:: What the task asks ::
Copy each line below that contains "JSON".

:: Material provided ::

····················

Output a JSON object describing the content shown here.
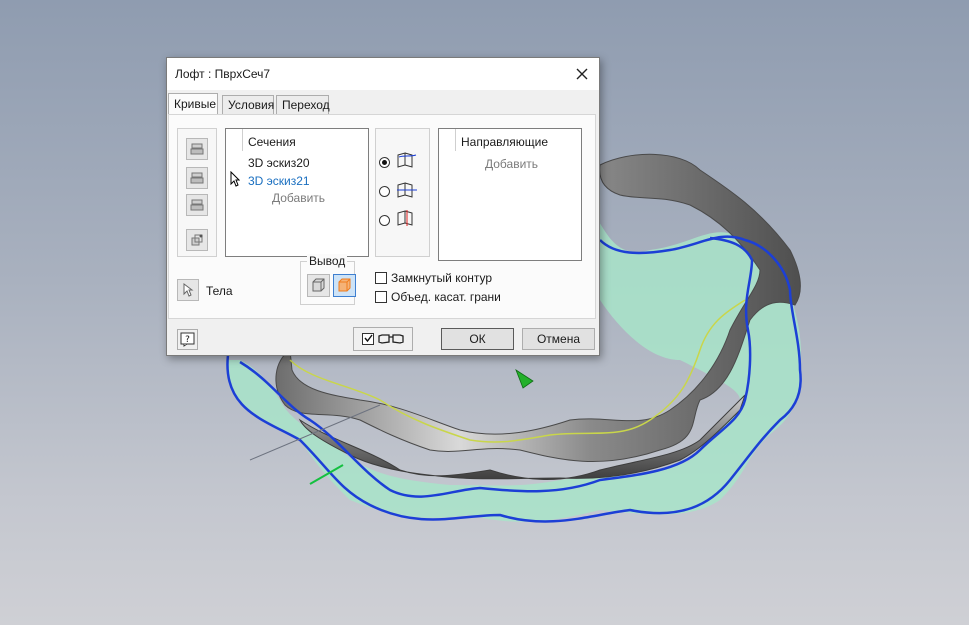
{
  "dialog": {
    "title": "Лофт : ПврхСеч7",
    "tabs": [
      {
        "label": "Кривые",
        "active": true
      },
      {
        "label": "Условия",
        "active": false
      },
      {
        "label": "Переход",
        "active": false
      }
    ],
    "sections": {
      "header": "Сечения",
      "items": [
        {
          "label": "3D эскиз20",
          "color": "#1b1b1b"
        },
        {
          "label": "3D эскиз21",
          "color": "#1a6fc0"
        }
      ],
      "add_label": "Добавить"
    },
    "rails": {
      "header": "Направляющие",
      "add_label": "Добавить"
    },
    "bodies_label": "Тела",
    "output_label": "Вывод",
    "closed_loop_label": "Замкнутый контур",
    "merge_faces_label": "Объед. касат. грани",
    "ok_label": "ОК",
    "cancel_label": "Отмена"
  },
  "colors": {
    "surface_fill": "#a8e4c9",
    "edge_blue": "#1c3fd6",
    "accent_orange": "#f07c1e"
  }
}
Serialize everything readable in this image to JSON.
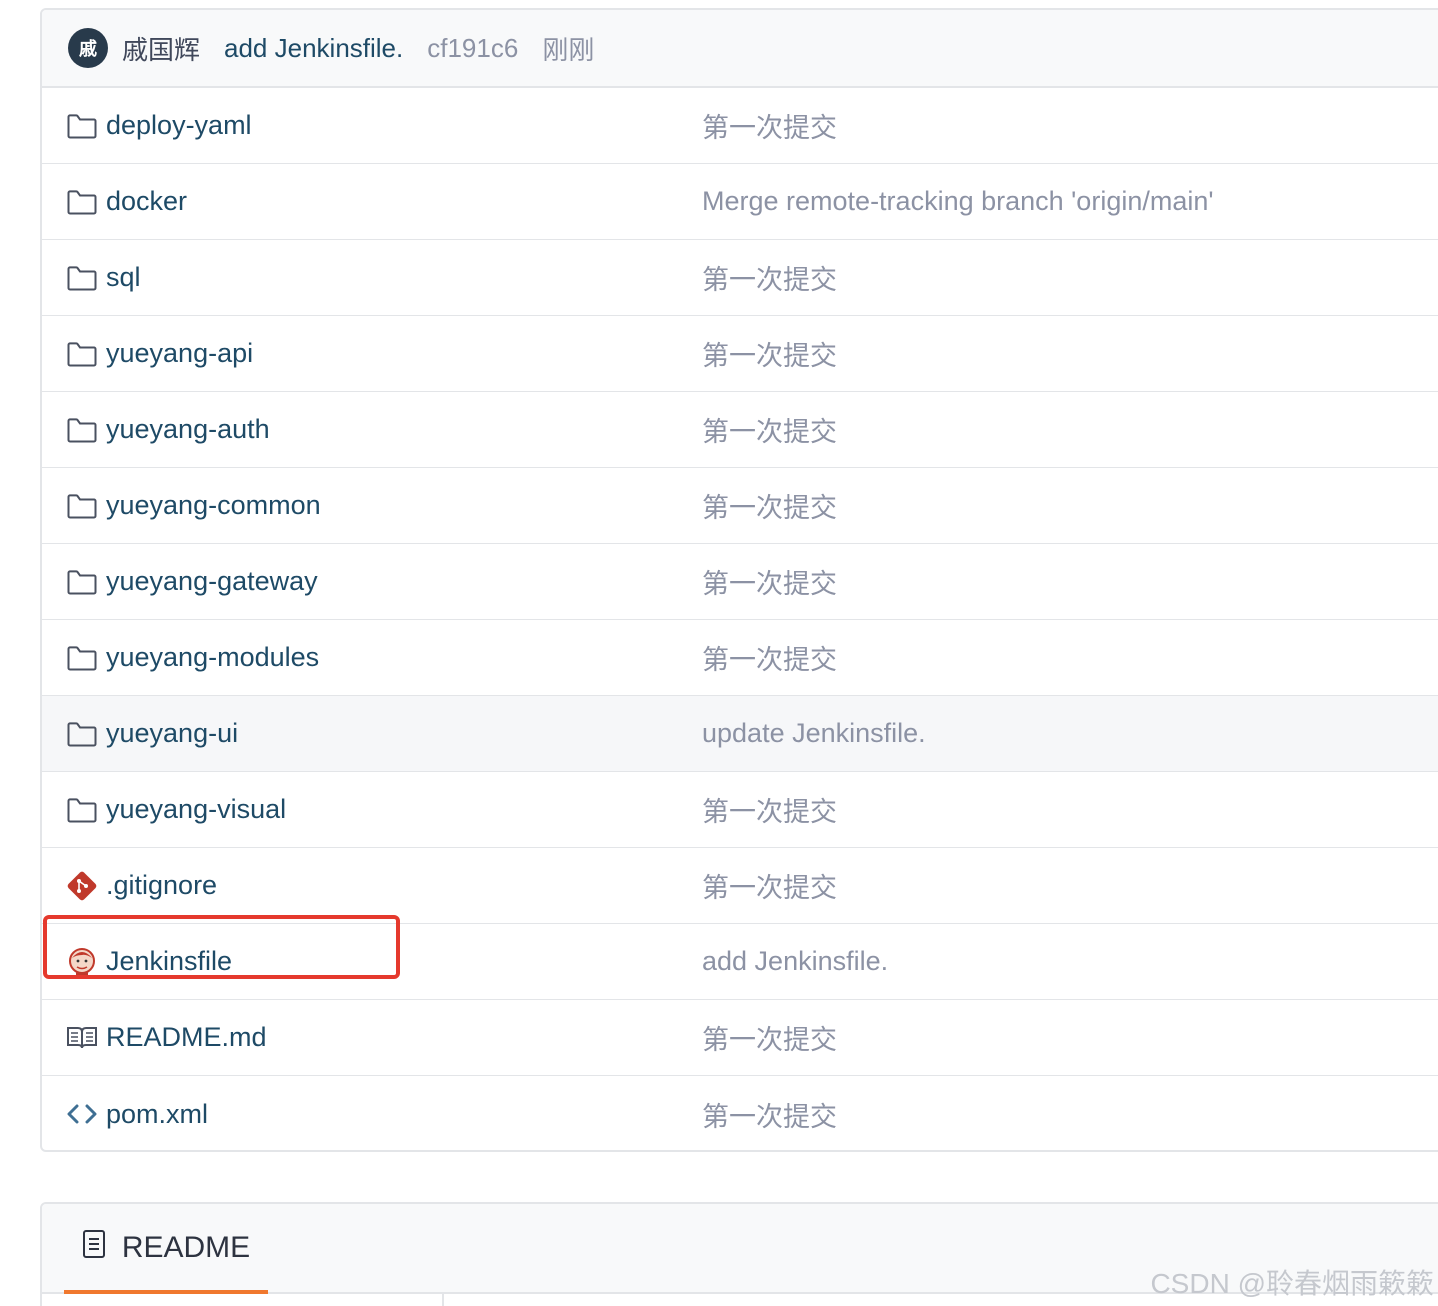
{
  "commit": {
    "avatar_char": "戚",
    "author": "戚国辉",
    "message": "add Jenkinsfile.",
    "sha": "cf191c6",
    "time": "刚刚"
  },
  "files": [
    {
      "name": "deploy-yaml",
      "message": "第一次提交",
      "icon": "folder-icon"
    },
    {
      "name": "docker",
      "message": "Merge remote-tracking branch 'origin/main'",
      "icon": "folder-icon"
    },
    {
      "name": "sql",
      "message": "第一次提交",
      "icon": "folder-icon"
    },
    {
      "name": "yueyang-api",
      "message": "第一次提交",
      "icon": "folder-icon"
    },
    {
      "name": "yueyang-auth",
      "message": "第一次提交",
      "icon": "folder-icon"
    },
    {
      "name": "yueyang-common",
      "message": "第一次提交",
      "icon": "folder-icon"
    },
    {
      "name": "yueyang-gateway",
      "message": "第一次提交",
      "icon": "folder-icon"
    },
    {
      "name": "yueyang-modules",
      "message": "第一次提交",
      "icon": "folder-icon"
    },
    {
      "name": "yueyang-ui",
      "message": "update Jenkinsfile.",
      "icon": "folder-icon"
    },
    {
      "name": "yueyang-visual",
      "message": "第一次提交",
      "icon": "folder-icon"
    },
    {
      "name": ".gitignore",
      "message": "第一次提交",
      "icon": "git-icon"
    },
    {
      "name": "Jenkinsfile",
      "message": "add Jenkinsfile.",
      "icon": "jenkins-icon"
    },
    {
      "name": "README.md",
      "message": "第一次提交",
      "icon": "book-icon"
    },
    {
      "name": "pom.xml",
      "message": "第一次提交",
      "icon": "code-icon"
    }
  ],
  "readme": {
    "tab_label": "README"
  },
  "watermark": "CSDN @聆春烟雨簌簌",
  "colors": {
    "link": "#1e4a66",
    "muted": "#8c92a4",
    "highlight": "#e5392d",
    "tab_underline": "#f0782e"
  }
}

····················

:: Answer for the task ::
Output a JSON object describing the content shown here.
Serialize everything readable in this image to JSON.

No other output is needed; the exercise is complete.